___ Extracted text
Well yes, but that's like saying all networking libraries do more or 
less the same thing. Given the end goal is the same, they _would_ do 
more or less the same thing, wouldn't they?

>After you've looked at a few (Qt, gtk, tk, wxwindows)
>they all start to look similar. Imho the strengths and
>weaknesses are not really technical. It's more like
>  
>

Ah, you mean the API's are similar? I wouldn't doubt that they had 
significant "borrowing" from each other (after all, good ideas are memes 
that get hijacked in new implementations). But there are also 
differences and improvements - for example, purely in the context of 
language "elegance" and "cleanliness" (two very subjective viewpoints, 
I'd rather use Java+Swing over C+GTK. Also, considerations such as the 
flexibility of widgets, ability to easily build new widgets etc are 
important too.

>questions of long term development, active development
>of the toolkit, how widespread it is and so on. Gtk+
>has a lot going for it. XFCE, GNOME, Inkscape, GIMP
>  
>

The common toolkits have been around for sometime and are relatively 
mature. The only exception would be GTK# which is relatively new and not 
mature, but it's good enough for a start and given the skills of 
developers behind mono+gtk#, I wouldn't doubt that it would be an 
excellent toolkit in the near future.

>and Mozilla Firefox/Thunderbird use it. Incidentally,
>if you develop mozilla apps, you are implicitly using
>gtk, at least on unix.
______
Exercise instructions:
A: Answer these questions about the discussion of GUI toolkits:
(i) Which four toolkits are named as examples that all start to look similar?
(ii) Which combination would the writer rather use over C+GTK?
(iii) Which toolkit is singled out as relatively new and not mature?
B: In the discussion of GUI toolkits, rewrite the passage from "Well yes, but" to "gtk, tk, wxwindows)", replacing "networking libraries" with "graphics libraries".
C: Continue the discussion of GUI toolkits from its final line onward.
The data that follow have no connection to the discussion of GUI toolkits.
___ Extracted information
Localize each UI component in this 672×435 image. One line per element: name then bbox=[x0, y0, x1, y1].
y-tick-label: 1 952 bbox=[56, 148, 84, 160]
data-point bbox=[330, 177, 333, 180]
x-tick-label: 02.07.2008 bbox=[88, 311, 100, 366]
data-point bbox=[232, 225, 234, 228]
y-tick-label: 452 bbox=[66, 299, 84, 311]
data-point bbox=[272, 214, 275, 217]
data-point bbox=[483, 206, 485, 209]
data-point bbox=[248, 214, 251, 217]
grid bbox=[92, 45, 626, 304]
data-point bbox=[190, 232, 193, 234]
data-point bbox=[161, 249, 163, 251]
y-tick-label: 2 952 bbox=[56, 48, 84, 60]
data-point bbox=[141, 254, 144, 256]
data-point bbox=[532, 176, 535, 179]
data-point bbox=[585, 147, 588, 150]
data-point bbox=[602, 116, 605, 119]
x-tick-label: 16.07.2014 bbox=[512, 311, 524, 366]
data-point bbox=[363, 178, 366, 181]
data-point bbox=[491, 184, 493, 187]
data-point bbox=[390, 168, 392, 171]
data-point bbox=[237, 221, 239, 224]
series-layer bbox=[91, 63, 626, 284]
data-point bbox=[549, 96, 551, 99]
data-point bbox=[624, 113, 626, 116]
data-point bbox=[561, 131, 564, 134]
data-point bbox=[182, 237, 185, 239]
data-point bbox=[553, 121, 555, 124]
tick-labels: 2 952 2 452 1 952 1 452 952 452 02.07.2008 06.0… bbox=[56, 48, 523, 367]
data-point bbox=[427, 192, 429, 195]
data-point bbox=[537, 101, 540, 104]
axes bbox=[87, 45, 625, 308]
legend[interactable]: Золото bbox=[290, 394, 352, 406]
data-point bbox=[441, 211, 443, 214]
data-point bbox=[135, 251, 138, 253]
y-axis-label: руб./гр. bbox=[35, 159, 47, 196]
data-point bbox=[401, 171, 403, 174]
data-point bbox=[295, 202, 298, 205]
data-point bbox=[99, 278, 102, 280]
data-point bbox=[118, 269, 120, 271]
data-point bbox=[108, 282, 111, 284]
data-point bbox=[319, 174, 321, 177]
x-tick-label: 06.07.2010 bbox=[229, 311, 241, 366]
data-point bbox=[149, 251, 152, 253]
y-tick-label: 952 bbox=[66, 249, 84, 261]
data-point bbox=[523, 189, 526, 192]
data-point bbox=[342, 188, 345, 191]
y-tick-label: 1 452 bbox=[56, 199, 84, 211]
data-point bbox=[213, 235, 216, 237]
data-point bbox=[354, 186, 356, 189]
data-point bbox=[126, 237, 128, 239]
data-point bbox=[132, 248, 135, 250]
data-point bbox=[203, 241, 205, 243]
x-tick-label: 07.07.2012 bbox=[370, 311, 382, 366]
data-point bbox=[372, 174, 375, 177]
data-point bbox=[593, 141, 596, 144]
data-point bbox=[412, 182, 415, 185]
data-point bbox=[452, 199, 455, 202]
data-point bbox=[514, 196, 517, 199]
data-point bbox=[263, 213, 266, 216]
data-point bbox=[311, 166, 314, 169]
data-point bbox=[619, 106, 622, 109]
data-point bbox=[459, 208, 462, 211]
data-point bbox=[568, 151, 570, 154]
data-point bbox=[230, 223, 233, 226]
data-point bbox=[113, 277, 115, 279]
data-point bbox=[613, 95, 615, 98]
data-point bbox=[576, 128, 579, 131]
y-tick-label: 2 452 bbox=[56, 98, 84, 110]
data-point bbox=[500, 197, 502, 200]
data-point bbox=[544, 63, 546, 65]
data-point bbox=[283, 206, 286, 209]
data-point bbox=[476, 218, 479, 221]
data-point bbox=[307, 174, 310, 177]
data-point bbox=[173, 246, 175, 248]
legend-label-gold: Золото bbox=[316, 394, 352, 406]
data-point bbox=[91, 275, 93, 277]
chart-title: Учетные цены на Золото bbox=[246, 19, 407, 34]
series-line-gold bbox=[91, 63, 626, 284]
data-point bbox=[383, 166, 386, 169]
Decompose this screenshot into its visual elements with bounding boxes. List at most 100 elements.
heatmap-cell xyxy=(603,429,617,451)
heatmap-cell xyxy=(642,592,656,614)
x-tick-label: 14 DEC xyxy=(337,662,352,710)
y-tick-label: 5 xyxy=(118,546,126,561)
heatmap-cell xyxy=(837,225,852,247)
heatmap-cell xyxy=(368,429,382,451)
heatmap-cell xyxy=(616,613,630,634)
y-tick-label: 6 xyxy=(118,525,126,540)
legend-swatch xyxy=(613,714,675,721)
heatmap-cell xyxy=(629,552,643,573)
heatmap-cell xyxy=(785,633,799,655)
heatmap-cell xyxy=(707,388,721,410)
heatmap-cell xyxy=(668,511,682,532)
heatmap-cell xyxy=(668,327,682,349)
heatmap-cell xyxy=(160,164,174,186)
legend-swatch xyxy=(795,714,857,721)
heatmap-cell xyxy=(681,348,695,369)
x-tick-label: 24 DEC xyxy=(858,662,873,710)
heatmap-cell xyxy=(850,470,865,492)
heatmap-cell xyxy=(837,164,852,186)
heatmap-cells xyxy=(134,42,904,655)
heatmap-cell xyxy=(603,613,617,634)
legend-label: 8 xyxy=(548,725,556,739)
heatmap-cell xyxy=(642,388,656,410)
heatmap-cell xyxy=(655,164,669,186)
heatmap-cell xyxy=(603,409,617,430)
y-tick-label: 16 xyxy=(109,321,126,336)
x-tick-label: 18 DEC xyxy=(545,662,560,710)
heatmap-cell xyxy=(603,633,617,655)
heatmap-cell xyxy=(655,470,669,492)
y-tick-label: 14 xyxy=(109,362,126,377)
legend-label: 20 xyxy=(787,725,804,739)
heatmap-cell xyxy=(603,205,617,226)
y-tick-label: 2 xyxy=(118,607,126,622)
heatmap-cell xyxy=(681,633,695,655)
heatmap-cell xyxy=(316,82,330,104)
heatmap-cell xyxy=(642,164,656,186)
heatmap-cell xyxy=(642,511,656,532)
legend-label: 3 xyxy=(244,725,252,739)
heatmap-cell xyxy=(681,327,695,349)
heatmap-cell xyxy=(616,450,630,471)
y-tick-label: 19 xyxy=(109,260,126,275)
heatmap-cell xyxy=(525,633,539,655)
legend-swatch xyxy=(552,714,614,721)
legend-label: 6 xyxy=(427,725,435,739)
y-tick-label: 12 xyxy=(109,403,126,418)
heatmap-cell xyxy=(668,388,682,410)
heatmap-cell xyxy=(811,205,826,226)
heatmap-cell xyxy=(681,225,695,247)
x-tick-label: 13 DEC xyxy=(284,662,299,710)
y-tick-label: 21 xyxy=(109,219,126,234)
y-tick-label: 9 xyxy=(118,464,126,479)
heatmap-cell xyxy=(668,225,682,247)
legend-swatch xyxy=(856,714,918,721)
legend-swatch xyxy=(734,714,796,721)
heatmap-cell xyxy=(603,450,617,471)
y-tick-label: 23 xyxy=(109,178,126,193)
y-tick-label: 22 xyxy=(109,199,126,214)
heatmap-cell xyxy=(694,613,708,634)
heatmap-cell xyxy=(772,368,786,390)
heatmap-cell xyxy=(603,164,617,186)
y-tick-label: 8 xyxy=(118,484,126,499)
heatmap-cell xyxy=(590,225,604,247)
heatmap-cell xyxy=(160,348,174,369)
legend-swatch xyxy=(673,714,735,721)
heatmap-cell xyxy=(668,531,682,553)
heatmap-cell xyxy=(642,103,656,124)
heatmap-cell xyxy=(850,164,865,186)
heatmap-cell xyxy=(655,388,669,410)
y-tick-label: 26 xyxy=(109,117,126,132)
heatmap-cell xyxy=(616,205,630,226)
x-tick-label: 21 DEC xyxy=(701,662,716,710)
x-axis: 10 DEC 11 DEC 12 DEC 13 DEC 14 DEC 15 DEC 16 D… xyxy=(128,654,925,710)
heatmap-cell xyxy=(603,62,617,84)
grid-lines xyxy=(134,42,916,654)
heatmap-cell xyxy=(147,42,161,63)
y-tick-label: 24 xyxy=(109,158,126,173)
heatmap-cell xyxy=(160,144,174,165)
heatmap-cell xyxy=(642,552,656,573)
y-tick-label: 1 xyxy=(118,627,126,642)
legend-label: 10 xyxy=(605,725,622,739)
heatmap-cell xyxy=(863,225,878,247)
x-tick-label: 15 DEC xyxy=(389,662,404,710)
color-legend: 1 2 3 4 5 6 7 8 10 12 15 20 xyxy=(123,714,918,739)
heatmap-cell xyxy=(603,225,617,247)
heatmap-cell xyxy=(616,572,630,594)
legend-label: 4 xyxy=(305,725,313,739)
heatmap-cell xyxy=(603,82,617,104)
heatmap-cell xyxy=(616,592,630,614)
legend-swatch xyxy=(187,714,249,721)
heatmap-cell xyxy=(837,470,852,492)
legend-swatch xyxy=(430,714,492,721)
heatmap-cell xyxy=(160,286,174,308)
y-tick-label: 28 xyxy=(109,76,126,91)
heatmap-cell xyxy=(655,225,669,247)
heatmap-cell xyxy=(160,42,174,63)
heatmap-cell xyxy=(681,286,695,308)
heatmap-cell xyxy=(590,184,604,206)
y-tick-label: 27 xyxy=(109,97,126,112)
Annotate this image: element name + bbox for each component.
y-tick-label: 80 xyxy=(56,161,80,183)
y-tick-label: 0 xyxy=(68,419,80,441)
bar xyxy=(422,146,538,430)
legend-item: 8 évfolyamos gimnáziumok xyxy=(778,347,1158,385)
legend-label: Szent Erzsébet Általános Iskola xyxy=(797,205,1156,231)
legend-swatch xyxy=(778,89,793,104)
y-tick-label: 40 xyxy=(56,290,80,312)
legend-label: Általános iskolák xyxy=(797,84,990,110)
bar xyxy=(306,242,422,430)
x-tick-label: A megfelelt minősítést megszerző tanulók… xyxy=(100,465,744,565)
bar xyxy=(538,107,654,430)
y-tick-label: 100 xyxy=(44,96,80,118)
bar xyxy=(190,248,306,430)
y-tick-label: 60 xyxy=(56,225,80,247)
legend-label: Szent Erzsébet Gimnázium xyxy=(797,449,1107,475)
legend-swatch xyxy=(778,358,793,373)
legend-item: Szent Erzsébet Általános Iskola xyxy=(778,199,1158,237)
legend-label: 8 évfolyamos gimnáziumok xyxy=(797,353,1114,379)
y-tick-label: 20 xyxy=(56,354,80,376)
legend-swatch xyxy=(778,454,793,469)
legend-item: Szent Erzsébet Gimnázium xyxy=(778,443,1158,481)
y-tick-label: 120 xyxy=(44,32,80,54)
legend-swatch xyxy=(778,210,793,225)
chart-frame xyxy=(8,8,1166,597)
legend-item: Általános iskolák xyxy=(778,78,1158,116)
______
Answers by item:
A:
(i) Qt, gtk, tk and wxwindows.
(ii) Java+Swing.
(iii) GTK#.

B:
Well yes, but that's like saying all graphics libraries do more or 
less the same thing. Given the end goal is the same, they _would_ do 
more or less the same thing, wouldn't they?

>After you've looked at a few (Qt, gtk, tk, wxwindows)

C:
>  
>

Or if you could be using XUL, if you develop _on_ Mozilla :-)

>The thing *I* like about gtk is that it's relatively
>compact (compare it to Qt!) and fast (XFCE) if you
>disregard gnomelib and co.
>  
>

While compactness and speed are clearly important considerations, I tend 
to place code cleanliness, elegance and design over them, reason being 
that with thousands of lines of code, I tend to lose track of details 
and a language+implementation with high code cleanliness, elegance and 
design help me in that respect. In other words, the toolkit cannot be 
viewed in isolation, you need evalutate the language platform too (with 
the relevant bindings, of course). For example, I like Java but not 
Swing, so I'd use Java + SWT which is a good combination IMHO.

As for PHP for gui work, I think the bindings are as not mature as 
alternatives. Give it some time, let the adoption of PHP 5 pick up and 
let PHP 5 OO paradigm affect the bindings and then I'd use it for gui work.